* Begin *
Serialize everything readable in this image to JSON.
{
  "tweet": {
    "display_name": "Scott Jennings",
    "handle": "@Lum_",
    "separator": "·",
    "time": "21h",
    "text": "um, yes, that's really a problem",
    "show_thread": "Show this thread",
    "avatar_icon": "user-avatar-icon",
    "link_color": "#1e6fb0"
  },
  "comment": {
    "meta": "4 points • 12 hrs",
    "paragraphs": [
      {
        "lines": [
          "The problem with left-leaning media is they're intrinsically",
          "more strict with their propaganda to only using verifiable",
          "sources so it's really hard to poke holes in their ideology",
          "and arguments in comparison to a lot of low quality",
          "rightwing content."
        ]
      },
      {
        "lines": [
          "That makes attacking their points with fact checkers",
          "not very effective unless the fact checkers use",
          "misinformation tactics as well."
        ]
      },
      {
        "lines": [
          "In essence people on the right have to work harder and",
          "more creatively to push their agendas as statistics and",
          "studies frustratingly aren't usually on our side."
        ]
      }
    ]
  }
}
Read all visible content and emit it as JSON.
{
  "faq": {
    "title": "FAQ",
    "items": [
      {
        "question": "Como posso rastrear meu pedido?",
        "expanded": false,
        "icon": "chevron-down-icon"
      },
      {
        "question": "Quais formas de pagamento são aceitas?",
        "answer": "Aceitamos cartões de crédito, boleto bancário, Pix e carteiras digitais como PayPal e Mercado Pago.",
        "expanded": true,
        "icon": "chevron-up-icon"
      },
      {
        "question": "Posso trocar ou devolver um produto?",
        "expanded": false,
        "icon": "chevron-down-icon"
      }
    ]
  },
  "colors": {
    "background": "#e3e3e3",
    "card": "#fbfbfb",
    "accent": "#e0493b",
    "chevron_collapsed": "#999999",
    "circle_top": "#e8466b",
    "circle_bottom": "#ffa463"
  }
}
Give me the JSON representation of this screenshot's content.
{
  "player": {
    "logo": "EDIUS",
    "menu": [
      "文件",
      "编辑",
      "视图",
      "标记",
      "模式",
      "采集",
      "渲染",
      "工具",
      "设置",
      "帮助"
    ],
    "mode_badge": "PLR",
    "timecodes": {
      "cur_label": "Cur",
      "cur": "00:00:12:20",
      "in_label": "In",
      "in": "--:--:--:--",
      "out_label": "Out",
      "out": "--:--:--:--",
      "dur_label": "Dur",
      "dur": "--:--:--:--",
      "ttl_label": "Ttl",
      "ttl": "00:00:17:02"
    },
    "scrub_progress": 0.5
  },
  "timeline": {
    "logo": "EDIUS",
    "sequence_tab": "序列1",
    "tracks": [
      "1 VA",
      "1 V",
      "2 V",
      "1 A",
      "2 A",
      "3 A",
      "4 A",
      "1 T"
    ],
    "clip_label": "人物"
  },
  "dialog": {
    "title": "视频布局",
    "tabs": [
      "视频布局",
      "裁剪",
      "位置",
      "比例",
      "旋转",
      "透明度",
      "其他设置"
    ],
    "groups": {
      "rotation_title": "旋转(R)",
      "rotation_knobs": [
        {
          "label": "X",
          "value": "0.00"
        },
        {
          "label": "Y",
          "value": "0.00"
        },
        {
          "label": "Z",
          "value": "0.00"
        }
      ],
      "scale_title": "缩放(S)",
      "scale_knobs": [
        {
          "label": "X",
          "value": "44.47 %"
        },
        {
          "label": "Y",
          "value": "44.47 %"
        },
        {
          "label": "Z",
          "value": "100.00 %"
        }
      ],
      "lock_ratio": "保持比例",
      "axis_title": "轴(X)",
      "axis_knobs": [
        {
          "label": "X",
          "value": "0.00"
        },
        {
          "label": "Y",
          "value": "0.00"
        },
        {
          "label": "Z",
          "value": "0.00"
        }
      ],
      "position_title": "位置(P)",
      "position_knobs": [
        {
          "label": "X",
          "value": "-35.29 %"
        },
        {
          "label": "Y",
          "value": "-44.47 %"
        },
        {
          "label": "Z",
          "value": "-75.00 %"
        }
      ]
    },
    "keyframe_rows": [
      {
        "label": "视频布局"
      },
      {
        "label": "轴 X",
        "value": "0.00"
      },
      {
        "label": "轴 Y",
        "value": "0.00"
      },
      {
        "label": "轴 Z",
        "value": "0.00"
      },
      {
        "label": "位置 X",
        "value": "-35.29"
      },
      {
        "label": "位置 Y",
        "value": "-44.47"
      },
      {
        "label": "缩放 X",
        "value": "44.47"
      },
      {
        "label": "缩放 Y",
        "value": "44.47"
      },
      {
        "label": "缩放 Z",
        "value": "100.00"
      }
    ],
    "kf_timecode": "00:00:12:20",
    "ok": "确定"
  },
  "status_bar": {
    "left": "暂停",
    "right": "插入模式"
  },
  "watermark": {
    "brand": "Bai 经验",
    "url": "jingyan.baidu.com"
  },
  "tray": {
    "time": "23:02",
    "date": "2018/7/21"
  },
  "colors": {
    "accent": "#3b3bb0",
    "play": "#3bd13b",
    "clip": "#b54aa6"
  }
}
* End *
Reproduce the data in its entirety, matching each character.

▶ _Task response_
Serialize everything readable in this image to JSON.
{
  "tweet": {
    "display_name": "Scott Jennings",
    "handle": "@Lum_",
    "separator": "·",
    "time": "21h",
    "text": "um, yes, that's really a problem",
    "show_thread": "Show this thread",
    "avatar_icon": "user-avatar-icon",
    "link_color": "#1e6fb0"
  },
  "comment": {
    "meta": "4 points • 12 hrs",
    "paragraphs": [
      {
        "lines": [
          "The problem with left-leaning media is they're intrinsically",
          "more strict with their propaganda to only using verifiable",
          "sources so it's really hard to poke holes in their ideology",
          "and arguments in comparison to a lot of low quality",
          "rightwing content."
        ]
      },
      {
        "lines": [
          "That makes attacking their points with fact checkers",
          "not very effective unless the fact checkers use",
          "misinformation tactics as well."
        ]
      },
      {
        "lines": [
          "In essence people on the right have to work harder and",
          "more creatively to push their agendas as statistics and",
          "studies frustratingly aren't usually on our side."
        ]
      }
    ]
  }
}
Read all visible content and emit it as JSON.
{
  "faq": {
    "title": "FAQ",
    "items": [
      {
        "question": "Como posso rastrear meu pedido?",
        "expanded": false,
        "icon": "chevron-down-icon"
      },
      {
        "question": "Quais formas de pagamento são aceitas?",
        "answer": "Aceitamos cartões de crédito, boleto bancário, Pix e carteiras digitais como PayPal e Mercado Pago.",
        "expanded": true,
        "icon": "chevron-up-icon"
      },
      {
        "question": "Posso trocar ou devolver um produto?",
        "expanded": false,
        "icon": "chevron-down-icon"
      }
    ]
  },
  "colors": {
    "background": "#e3e3e3",
    "card": "#fbfbfb",
    "accent": "#e0493b",
    "chevron_collapsed": "#999999",
    "circle_top": "#e8466b",
    "circle_bottom": "#ffa463"
  }
}
Give me the JSON representation of this screenshot's content.
{
  "player": {
    "logo": "EDIUS",
    "menu": [
      "文件",
      "编辑",
      "视图",
      "标记",
      "模式",
      "采集",
      "渲染",
      "工具",
      "设置",
      "帮助"
    ],
    "mode_badge": "PLR",
    "timecodes": {
      "cur_label": "Cur",
      "cur": "00:00:12:20",
      "in_label": "In",
      "in": "--:--:--:--",
      "out_label": "Out",
      "out": "--:--:--:--",
      "dur_label": "Dur",
      "dur": "--:--:--:--",
      "ttl_label": "Ttl",
      "ttl": "00:00:17:02"
    },
    "scrub_progress": 0.5
  },
  "timeline": {
    "logo": "EDIUS",
    "sequence_tab": "序列1",
    "tracks": [
      "1 VA",
      "1 V",
      "2 V",
      "1 A",
      "2 A",
      "3 A",
      "4 A",
      "1 T"
    ],
    "clip_label": "人物"
  },
  "dialog": {
    "title": "视频布局",
    "tabs": [
      "视频布局",
      "裁剪",
      "位置",
      "比例",
      "旋转",
      "透明度",
      "其他设置"
    ],
    "groups": {
      "rotation_title": "旋转(R)",
      "rotation_knobs": [
        {
          "label": "X",
          "value": "0.00"
        },
        {
          "label": "Y",
          "value": "0.00"
        },
        {
          "label": "Z",
          "value": "0.00"
        }
      ],
      "scale_title": "缩放(S)",
      "scale_knobs": [
        {
          "label": "X",
          "value": "44.47 %"
        },
        {
          "label": "Y",
          "value": "44.47 %"
        },
        {
          "label": "Z",
          "value": "100.00 %"
        }
      ],
      "lock_ratio": "保持比例",
      "axis_title": "轴(X)",
      "axis_knobs": [
        {
          "label": "X",
          "value": "0.00"
        },
        {
          "label": "Y",
          "value": "0.00"
        },
        {
          "label": "Z",
          "value": "0.00"
        }
      ],
      "position_title": "位置(P)",
      "position_knobs": [
        {
          "label": "X",
          "value": "-35.29 %"
        },
        {
          "label": "Y",
          "value": "-44.47 %"
        },
        {
          "label": "Z",
          "value": "-75.00 %"
        }
      ]
    },
    "keyframe_rows": [
      {
        "label": "视频布局"
      },
      {
        "label": "轴 X",
        "value": "0.00"
      },
      {
        "label": "轴 Y",
        "value": "0.00"
      },
      {
        "label": "轴 Z",
        "value": "0.00"
      },
      {
        "label": "位置 X",
        "value": "-35.29"
      },
      {
        "label": "位置 Y",
        "value": "-44.47"
      },
      {
        "label": "缩放 X",
        "value": "44.47"
      },
      {
        "label": "缩放 Y",
        "value": "44.47"
      },
      {
        "label": "缩放 Z",
        "value": "100.00"
      }
    ],
    "kf_timecode": "00:00:12:20",
    "ok": "确定"
  },
  "status_bar": {
    "left": "暂停",
    "right": "插入模式"
  },
  "watermark": {
    "brand": "Bai 经验",
    "url": "jingyan.baidu.com"
  },
  "tray": {
    "time": "23:02",
    "date": "2018/7/21"
  },
  "colors": {
    "accent": "#3b3bb0",
    "play": "#3bd13b",
    "clip": "#b54aa6"
  }
}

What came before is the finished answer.